Input for this task
■ ■ ■
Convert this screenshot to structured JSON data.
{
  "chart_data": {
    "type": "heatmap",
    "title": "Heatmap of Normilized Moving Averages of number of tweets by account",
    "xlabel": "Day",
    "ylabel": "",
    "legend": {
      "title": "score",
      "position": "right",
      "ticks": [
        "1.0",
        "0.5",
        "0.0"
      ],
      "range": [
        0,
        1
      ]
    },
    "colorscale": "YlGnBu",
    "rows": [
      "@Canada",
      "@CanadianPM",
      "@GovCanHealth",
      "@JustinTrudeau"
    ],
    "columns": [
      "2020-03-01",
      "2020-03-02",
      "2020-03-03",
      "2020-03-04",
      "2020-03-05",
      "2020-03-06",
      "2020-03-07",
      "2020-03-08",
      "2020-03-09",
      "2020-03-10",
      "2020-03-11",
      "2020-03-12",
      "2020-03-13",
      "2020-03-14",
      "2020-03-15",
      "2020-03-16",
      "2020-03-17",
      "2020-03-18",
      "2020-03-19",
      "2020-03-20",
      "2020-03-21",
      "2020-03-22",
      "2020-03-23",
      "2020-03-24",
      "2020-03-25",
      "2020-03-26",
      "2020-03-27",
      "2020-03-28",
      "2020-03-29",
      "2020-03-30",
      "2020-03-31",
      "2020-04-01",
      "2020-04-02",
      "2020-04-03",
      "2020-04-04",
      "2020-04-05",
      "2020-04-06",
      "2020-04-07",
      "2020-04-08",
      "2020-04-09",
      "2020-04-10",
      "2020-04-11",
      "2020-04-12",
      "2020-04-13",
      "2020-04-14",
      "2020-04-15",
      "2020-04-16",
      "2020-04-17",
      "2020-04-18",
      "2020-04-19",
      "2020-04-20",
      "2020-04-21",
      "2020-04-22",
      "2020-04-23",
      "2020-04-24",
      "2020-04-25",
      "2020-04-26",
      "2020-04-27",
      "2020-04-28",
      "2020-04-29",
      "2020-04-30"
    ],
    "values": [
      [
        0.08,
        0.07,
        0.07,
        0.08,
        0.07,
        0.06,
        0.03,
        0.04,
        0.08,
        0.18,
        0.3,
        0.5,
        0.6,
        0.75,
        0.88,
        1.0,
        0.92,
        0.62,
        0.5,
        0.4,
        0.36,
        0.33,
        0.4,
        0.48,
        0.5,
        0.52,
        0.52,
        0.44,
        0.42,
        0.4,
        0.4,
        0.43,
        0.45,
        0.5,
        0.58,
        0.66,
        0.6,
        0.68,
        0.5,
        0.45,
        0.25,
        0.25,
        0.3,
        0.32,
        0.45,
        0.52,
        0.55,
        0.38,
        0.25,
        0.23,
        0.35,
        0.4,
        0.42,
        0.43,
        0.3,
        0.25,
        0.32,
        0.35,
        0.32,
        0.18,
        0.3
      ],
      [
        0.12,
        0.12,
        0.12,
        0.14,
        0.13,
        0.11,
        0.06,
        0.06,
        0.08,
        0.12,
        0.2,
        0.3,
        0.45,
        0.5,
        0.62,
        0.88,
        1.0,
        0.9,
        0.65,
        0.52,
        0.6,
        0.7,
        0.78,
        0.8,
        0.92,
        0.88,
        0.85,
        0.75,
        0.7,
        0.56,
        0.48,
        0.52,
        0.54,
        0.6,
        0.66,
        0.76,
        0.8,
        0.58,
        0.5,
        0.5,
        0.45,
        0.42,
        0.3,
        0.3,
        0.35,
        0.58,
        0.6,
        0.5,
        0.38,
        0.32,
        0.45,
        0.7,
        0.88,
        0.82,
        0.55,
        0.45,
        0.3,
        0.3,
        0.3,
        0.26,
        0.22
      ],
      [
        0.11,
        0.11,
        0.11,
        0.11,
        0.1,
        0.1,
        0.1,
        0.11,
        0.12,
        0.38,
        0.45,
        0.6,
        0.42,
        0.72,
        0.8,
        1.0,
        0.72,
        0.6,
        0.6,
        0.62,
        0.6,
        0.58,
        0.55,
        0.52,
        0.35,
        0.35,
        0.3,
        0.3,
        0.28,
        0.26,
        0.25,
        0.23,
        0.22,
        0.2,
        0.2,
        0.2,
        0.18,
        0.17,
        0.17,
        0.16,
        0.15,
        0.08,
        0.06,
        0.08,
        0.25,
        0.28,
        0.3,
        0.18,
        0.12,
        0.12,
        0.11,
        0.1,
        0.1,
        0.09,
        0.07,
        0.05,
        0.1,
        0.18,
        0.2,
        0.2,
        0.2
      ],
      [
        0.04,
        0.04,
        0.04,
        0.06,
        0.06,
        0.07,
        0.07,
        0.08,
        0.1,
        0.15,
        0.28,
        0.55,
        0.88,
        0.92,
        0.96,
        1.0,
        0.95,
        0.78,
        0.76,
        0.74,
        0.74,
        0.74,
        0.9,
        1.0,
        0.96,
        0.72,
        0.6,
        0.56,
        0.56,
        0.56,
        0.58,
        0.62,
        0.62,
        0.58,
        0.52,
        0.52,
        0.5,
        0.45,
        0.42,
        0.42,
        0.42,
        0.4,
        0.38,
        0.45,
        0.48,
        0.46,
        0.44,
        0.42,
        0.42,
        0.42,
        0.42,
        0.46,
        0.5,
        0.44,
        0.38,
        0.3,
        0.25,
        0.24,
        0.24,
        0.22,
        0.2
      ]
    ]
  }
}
■ ■ ■
Exercise aim
In the listing, find all lines with the string "title" and copy them.

Finished task
    "title": "Heatmap of Normilized Moving Averages of number of tweets by account",
      "title": "score",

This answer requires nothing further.